▸ GIVEN INSTRUCTION
Output the data below in full, character for character.

+---+

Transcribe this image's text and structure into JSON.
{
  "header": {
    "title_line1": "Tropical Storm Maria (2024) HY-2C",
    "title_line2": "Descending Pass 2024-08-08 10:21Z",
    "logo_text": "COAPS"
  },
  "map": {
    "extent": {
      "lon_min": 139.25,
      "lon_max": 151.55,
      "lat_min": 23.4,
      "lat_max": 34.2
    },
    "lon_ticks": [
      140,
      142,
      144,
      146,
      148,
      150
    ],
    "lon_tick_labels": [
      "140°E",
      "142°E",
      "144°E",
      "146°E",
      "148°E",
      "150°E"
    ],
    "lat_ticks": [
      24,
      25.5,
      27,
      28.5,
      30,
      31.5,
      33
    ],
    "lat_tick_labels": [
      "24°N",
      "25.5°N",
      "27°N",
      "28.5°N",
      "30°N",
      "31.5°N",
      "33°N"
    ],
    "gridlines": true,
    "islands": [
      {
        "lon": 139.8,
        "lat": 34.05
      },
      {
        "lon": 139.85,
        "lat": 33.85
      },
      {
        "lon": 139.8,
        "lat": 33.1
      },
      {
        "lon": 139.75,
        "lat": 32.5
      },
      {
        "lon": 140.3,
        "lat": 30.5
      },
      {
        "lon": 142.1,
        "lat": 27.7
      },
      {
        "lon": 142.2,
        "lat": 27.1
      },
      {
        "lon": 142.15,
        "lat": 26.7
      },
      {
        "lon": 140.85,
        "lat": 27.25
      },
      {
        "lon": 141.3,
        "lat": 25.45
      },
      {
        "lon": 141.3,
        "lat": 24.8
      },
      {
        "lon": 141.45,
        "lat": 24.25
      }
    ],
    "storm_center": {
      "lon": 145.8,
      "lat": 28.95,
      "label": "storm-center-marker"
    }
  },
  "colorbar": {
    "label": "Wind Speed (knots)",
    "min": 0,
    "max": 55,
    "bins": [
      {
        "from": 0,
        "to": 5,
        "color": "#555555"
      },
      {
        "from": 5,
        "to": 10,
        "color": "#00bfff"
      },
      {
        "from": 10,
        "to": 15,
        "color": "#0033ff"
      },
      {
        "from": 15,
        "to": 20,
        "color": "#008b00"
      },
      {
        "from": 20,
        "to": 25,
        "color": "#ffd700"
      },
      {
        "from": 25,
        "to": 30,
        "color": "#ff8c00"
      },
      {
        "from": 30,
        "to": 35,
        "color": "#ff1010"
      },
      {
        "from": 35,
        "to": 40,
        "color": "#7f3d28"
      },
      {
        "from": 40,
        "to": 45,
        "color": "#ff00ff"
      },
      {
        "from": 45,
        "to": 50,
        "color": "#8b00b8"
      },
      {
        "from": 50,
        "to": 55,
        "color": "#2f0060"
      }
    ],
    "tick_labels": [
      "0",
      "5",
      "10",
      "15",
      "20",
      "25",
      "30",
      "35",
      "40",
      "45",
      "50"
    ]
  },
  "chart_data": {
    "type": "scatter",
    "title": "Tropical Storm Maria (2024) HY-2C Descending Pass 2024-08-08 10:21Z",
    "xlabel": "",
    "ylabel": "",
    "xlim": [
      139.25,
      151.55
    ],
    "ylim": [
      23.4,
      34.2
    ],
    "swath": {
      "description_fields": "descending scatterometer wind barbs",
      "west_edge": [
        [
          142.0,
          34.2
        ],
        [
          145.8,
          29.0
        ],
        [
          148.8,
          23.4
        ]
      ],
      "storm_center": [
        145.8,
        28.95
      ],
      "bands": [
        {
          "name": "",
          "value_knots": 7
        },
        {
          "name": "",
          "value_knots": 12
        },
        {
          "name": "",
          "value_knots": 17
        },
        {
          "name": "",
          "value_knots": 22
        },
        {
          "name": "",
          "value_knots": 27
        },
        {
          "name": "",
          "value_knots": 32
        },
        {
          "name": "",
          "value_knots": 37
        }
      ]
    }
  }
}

+---+

▸ WRITTEN RESPONSE
Transcribe this image's text and structure into JSON.
{
  "header": {
    "title_line1": "Tropical Storm Maria (2024) HY-2C",
    "title_line2": "Descending Pass 2024-08-08 10:21Z",
    "logo_text": "COAPS"
  },
  "map": {
    "extent": {
      "lon_min": 139.25,
      "lon_max": 151.55,
      "lat_min": 23.4,
      "lat_max": 34.2
    },
    "lon_ticks": [
      140,
      142,
      144,
      146,
      148,
      150
    ],
    "lon_tick_labels": [
      "140°E",
      "142°E",
      "144°E",
      "146°E",
      "148°E",
      "150°E"
    ],
    "lat_ticks": [
      24,
      25.5,
      27,
      28.5,
      30,
      31.5,
      33
    ],
    "lat_tick_labels": [
      "24°N",
      "25.5°N",
      "27°N",
      "28.5°N",
      "30°N",
      "31.5°N",
      "33°N"
    ],
    "gridlines": true,
    "islands": [
      {
        "lon": 139.8,
        "lat": 34.05
      },
      {
        "lon": 139.85,
        "lat": 33.85
      },
      {
        "lon": 139.8,
        "lat": 33.1
      },
      {
        "lon": 139.75,
        "lat": 32.5
      },
      {
        "lon": 140.3,
        "lat": 30.5
      },
      {
        "lon": 142.1,
        "lat": 27.7
      },
      {
        "lon": 142.2,
        "lat": 27.1
      },
      {
        "lon": 142.15,
        "lat": 26.7
      },
      {
        "lon": 140.85,
        "lat": 27.25
      },
      {
        "lon": 141.3,
        "lat": 25.45
      },
      {
        "lon": 141.3,
        "lat": 24.8
      },
      {
        "lon": 141.45,
        "lat": 24.25
      }
    ],
    "storm_center": {
      "lon": 145.8,
      "lat": 28.95,
      "label": "storm-center-marker"
    }
  },
  "colorbar": {
    "label": "Wind Speed (knots)",
    "min": 0,
    "max": 55,
    "bins": [
      {
        "from": 0,
        "to": 5,
        "color": "#555555"
      },
      {
        "from": 5,
        "to": 10,
        "color": "#00bfff"
      },
      {
        "from": 10,
        "to": 15,
        "color": "#0033ff"
      },
      {
        "from": 15,
        "to": 20,
        "color": "#008b00"
      },
      {
        "from": 20,
        "to": 25,
        "color": "#ffd700"
      },
      {
        "from": 25,
        "to": 30,
        "color": "#ff8c00"
      },
      {
        "from": 30,
        "to": 35,
        "color": "#ff1010"
      },
      {
        "from": 35,
        "to": 40,
        "color": "#7f3d28"
      },
      {
        "from": 40,
        "to": 45,
        "color": "#ff00ff"
      },
      {
        "from": 45,
        "to": 50,
        "color": "#8b00b8"
      },
      {
        "from": 50,
        "to": 55,
        "color": "#2f0060"
      }
    ],
    "tick_labels": [
      "0",
      "5",
      "10",
      "15",
      "20",
      "25",
      "30",
      "35",
      "40",
      "45",
      "50"
    ]
  },
  "chart_data": {
    "type": "scatter",
    "title": "Tropical Storm Maria (2024) HY-2C Descending Pass 2024-08-08 10:21Z",
    "xlabel": "",
    "ylabel": "",
    "xlim": [
      139.25,
      151.55
    ],
    "ylim": [
      23.4,
      34.2
    ],
    "swath": {
      "description_fields": "descending scatterometer wind barbs",
      "west_edge": [
        [
          142.0,
          34.2
        ],
        [
          145.8,
          29.0
        ],
        [
          148.8,
          23.4
        ]
      ],
      "storm_center": [
        145.8,
        28.95
      ],
      "bands": [
        {
          "name": "",
          "value_knots": 7
        },
        {
          "name": "",
          "value_knots": 12
        },
        {
          "name": "",
          "value_knots": 17
        },
        {
          "name": "",
          "value_knots": 22
        },
        {
          "name": "",
          "value_knots": 27
        },
        {
          "name": "",
          "value_knots": 32
        },
        {
          "name": "",
          "value_knots": 37
        }
      ]
    }
  }
}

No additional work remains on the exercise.